> Task statement: Write out the listing below again, precisely as it is given.

Begin Records for processing

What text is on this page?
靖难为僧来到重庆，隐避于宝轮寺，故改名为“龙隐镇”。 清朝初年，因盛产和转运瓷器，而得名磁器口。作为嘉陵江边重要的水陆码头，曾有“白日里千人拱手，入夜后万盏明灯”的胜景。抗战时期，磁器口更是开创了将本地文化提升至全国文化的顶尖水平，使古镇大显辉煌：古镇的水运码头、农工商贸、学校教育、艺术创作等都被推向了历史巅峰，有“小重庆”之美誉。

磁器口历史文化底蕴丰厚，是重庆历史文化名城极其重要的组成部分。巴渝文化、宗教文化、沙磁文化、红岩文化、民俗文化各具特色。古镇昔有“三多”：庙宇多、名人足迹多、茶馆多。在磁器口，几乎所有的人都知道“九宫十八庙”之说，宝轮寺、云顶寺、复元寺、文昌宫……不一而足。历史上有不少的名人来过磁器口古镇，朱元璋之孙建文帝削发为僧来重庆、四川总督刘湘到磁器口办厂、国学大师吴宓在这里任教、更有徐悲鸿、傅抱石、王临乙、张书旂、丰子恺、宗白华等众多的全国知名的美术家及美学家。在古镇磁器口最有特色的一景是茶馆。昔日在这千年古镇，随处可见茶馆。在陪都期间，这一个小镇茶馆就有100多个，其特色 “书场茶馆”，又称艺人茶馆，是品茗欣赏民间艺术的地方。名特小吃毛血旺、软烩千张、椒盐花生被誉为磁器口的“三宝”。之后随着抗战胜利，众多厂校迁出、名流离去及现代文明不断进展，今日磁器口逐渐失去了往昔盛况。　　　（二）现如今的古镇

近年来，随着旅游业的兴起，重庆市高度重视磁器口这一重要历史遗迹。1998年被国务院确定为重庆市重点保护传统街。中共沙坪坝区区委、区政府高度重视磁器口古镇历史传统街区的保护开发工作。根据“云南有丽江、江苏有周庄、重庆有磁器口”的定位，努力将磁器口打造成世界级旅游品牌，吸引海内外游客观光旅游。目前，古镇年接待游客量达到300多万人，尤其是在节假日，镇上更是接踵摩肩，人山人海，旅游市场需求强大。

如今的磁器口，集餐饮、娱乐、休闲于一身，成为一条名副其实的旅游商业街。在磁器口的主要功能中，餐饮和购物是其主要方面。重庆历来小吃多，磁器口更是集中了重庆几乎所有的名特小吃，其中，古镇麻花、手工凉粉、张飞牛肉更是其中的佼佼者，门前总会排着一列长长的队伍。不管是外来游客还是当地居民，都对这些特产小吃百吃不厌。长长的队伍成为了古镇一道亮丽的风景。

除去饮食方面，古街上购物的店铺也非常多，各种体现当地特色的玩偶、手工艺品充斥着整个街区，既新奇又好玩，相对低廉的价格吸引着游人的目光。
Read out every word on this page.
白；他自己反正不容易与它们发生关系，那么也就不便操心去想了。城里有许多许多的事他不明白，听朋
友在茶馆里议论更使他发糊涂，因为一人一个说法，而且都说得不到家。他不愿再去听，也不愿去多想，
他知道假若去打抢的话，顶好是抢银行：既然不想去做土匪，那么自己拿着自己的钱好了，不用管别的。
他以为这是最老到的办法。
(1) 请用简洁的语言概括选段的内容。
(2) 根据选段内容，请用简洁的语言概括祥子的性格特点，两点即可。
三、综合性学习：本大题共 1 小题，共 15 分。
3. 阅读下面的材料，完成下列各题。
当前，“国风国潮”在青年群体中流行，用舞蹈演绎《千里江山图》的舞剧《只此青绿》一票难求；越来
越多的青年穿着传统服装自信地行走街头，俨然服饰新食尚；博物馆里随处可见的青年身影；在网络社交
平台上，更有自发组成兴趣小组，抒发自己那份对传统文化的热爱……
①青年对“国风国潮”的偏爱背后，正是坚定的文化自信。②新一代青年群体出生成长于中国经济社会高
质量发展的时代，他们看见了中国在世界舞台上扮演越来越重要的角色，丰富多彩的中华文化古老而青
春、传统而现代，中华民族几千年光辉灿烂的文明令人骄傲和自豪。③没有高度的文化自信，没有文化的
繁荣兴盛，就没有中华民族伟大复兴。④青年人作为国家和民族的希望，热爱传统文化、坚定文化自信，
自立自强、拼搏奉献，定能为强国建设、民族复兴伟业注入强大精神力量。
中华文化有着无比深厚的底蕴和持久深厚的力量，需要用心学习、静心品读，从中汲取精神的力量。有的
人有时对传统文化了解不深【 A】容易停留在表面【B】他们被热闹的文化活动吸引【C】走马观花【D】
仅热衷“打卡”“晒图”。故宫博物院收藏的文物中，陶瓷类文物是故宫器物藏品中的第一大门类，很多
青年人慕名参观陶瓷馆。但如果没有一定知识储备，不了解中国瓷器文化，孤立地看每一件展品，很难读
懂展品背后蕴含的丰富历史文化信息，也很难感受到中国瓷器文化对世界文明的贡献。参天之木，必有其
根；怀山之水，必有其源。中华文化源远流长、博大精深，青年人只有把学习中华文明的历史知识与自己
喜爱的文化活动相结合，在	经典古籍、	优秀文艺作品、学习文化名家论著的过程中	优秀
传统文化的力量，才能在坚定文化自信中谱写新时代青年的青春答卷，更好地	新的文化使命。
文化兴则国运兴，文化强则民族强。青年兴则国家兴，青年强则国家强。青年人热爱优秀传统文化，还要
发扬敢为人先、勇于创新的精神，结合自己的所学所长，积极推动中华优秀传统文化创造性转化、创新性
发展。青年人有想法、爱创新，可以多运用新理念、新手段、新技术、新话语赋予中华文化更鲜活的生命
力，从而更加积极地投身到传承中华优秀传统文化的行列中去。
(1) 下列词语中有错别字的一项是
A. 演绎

End Records for processing

> Response for this exercise:
What text is on this page?
靖难为僧来到重庆，隐避于宝轮寺，故改名为“龙隐镇”。 清朝初年，因盛产和转运瓷器，而得名磁器口。作为嘉陵江边重要的水陆码头，曾有“白日里千人拱手，入夜后万盏明灯”的胜景。抗战时期，磁器口更是开创了将本地文化提升至全国文化的顶尖水平，使古镇大显辉煌：古镇的水运码头、农工商贸、学校教育、艺术创作等都被推向了历史巅峰，有“小重庆”之美誉。

磁器口历史文化底蕴丰厚，是重庆历史文化名城极其重要的组成部分。巴渝文化、宗教文化、沙磁文化、红岩文化、民俗文化各具特色。古镇昔有“三多”：庙宇多、名人足迹多、茶馆多。在磁器口，几乎所有的人都知道“九宫十八庙”之说，宝轮寺、云顶寺、复元寺、文昌宫……不一而足。历史上有不少的名人来过磁器口古镇，朱元璋之孙建文帝削发为僧来重庆、四川总督刘湘到磁器口办厂、国学大师吴宓在这里任教、更有徐悲鸿、傅抱石、王临乙、张书旂、丰子恺、宗白华等众多的全国知名的美术家及美学家。在古镇磁器口最有特色的一景是茶馆。昔日在这千年古镇，随处可见茶馆。在陪都期间，这一个小镇茶馆就有100多个，其特色 “书场茶馆”，又称艺人茶馆，是品茗欣赏民间艺术的地方。名特小吃毛血旺、软烩千张、椒盐花生被誉为磁器口的“三宝”。之后随着抗战胜利，众多厂校迁出、名流离去及现代文明不断进展，今日磁器口逐渐失去了往昔盛况。　　　（二）现如今的古镇

近年来，随着旅游业的兴起，重庆市高度重视磁器口这一重要历史遗迹。1998年被国务院确定为重庆市重点保护传统街。中共沙坪坝区区委、区政府高度重视磁器口古镇历史传统街区的保护开发工作。根据“云南有丽江、江苏有周庄、重庆有磁器口”的定位，努力将磁器口打造成世界级旅游品牌，吸引海内外游客观光旅游。目前，古镇年接待游客量达到300多万人，尤其是在节假日，镇上更是接踵摩肩，人山人海，旅游市场需求强大。

如今的磁器口，集餐饮、娱乐、休闲于一身，成为一条名副其实的旅游商业街。在磁器口的主要功能中，餐饮和购物是其主要方面。重庆历来小吃多，磁器口更是集中了重庆几乎所有的名特小吃，其中，古镇麻花、手工凉粉、张飞牛肉更是其中的佼佼者，门前总会排着一列长长的队伍。不管是外来游客还是当地居民，都对这些特产小吃百吃不厌。长长的队伍成为了古镇一道亮丽的风景。

除去饮食方面，古街上购物的店铺也非常多，各种体现当地特色的玩偶、手工艺品充斥着整个街区，既新奇又好玩，相对低廉的价格吸引着游人的目光。
Read out every word on this page.
白；他自己反正不容易与它们发生关系，那么也就不便操心去想了。城里有许多许多的事他不明白，听朋
友在茶馆里议论更使他发糊涂，因为一人一个说法，而且都说得不到家。他不愿再去听，也不愿去多想，
他知道假若去打抢的话，顶好是抢银行：既然不想去做土匪，那么自己拿着自己的钱好了，不用管别的。
他以为这是最老到的办法。
(1) 请用简洁的语言概括选段的内容。
(2) 根据选段内容，请用简洁的语言概括祥子的性格特点，两点即可。
三、综合性学习：本大题共 1 小题，共 15 分。
3. 阅读下面的材料，完成下列各题。
当前，“国风国潮”在青年群体中流行，用舞蹈演绎《千里江山图》的舞剧《只此青绿》一票难求；越来
越多的青年穿着传统服装自信地行走街头，俨然服饰新食尚；博物馆里随处可见的青年身影；在网络社交
平台上，更有自发组成兴趣小组，抒发自己那份对传统文化的热爱……
①青年对“国风国潮”的偏爱背后，正是坚定的文化自信。②新一代青年群体出生成长于中国经济社会高
质量发展的时代，他们看见了中国在世界舞台上扮演越来越重要的角色，丰富多彩的中华文化古老而青
春、传统而现代，中华民族几千年光辉灿烂的文明令人骄傲和自豪。③没有高度的文化自信，没有文化的
繁荣兴盛，就没有中华民族伟大复兴。④青年人作为国家和民族的希望，热爱传统文化、坚定文化自信，
自立自强、拼搏奉献，定能为强国建设、民族复兴伟业注入强大精神力量。
中华文化有着无比深厚的底蕴和持久深厚的力量，需要用心学习、静心品读，从中汲取精神的力量。有的
人有时对传统文化了解不深【 A】容易停留在表面【B】他们被热闹的文化活动吸引【C】走马观花【D】
仅热衷“打卡”“晒图”。故宫博物院收藏的文物中，陶瓷类文物是故宫器物藏品中的第一大门类，很多
青年人慕名参观陶瓷馆。但如果没有一定知识储备，不了解中国瓷器文化，孤立地看每一件展品，很难读
懂展品背后蕴含的丰富历史文化信息，也很难感受到中国瓷器文化对世界文明的贡献。参天之木，必有其
根；怀山之水，必有其源。中华文化源远流长、博大精深，青年人只有把学习中华文明的历史知识与自己
喜爱的文化活动相结合，在	经典古籍、	优秀文艺作品、学习文化名家论著的过程中	优秀
传统文化的力量，才能在坚定文化自信中谱写新时代青年的青春答卷，更好地	新的文化使命。
文化兴则国运兴，文化强则民族强。青年兴则国家兴，青年强则国家强。青年人热爱优秀传统文化，还要
发扬敢为人先、勇于创新的精神，结合自己的所学所长，积极推动中华优秀传统文化创造性转化、创新性
发展。青年人有想法、爱创新，可以多运用新理念、新手段、新技术、新话语赋予中华文化更鲜活的生命
力，从而更加积极地投身到传承中华优秀传统文化的行列中去。
(1) 下列词语中有错别字的一项是
A. 演绎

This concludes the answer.